## Consegna scritta 1
Stabilisca se ciascuna delle affermazioni seguenti concorda con il brano di lettura, rispondendo sì o no e citando testualmente le parole decisive: (a) Youssupha Sall ha 35 anni; (b) Casa ex Lemayr è gestita unicamente dalla cooperativa sociale River Equipe Onlus; (c) le strutture di seconda accoglienza sono più grandi del centro di Bolzano.
## Consegna scritta 2
Elenchi tutti i nomi propri di persone, luoghi e organizzazioni che compaiono nel brano di lettura.

== Brano di lettura

Youssupha Sall è un uomo di 35 anni e la prima cosa che salta all’occhio sono la sua altezza e le larghe spalle. Vive presso Casa ex Lemayr di Bolzano, centro di prima accoglienza per persone richiedenti protezione internazionale gestito dall’Associazione Volontarius Onlus in collaborazione con la cooperativa sociale River Equipe Onlus. Nel centro, conosciuto nel settore del sociale altoatesino perché sono tanti gli ospiti che, da quando ha aperto, hanno intrapreso attività di volontariato, è il primo a ospitare le persone richiedenti asilo quando giungono a Bolzano, in attesa di trasferirsi nelle strutture di seconda accoglienza dislocate nella provincia e di dimensioni minori.

====
== Contenuto dei dati

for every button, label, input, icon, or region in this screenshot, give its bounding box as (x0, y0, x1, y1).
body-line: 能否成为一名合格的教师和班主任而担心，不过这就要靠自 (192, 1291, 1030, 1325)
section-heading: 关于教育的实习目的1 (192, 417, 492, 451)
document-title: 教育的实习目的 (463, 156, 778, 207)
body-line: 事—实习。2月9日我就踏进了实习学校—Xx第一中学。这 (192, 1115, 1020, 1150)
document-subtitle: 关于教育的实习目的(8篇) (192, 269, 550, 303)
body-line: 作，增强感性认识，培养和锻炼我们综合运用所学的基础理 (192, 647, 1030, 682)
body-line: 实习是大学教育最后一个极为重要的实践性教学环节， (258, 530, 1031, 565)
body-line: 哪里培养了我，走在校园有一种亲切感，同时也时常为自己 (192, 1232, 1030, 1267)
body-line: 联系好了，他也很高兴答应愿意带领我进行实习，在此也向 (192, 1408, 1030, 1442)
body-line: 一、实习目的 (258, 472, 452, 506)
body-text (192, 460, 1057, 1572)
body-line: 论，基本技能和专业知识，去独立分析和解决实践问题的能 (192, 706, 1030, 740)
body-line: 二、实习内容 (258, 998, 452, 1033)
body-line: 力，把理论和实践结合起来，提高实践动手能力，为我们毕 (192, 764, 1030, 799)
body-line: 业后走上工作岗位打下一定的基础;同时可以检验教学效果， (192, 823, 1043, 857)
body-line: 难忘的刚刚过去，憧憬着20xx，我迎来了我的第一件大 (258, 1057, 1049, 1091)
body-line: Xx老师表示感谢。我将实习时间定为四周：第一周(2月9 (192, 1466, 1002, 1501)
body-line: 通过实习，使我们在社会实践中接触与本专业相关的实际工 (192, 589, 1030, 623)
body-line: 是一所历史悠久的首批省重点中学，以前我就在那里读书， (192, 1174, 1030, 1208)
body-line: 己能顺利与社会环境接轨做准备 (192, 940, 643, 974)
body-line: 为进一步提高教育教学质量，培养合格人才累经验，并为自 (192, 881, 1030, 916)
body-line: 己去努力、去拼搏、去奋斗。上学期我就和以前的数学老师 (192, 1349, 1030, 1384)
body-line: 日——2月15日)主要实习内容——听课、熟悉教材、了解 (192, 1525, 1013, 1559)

====

## Soluzione scritta 1
(a) Sì: «Youssupha Sall è un uomo di 35 anni».
(b) No: «gestito dall’Associazione Volontarius Onlus in collaborazione con la cooperativa sociale River Equipe Onlus».
(c) No: «dislocate nella provincia e di dimensioni minori».

## Soluzione scritta 2
- Youssupha Sall
- Casa ex Lemayr
- Bolzano
- Associazione Volontarius Onlus
- River Equipe Onlus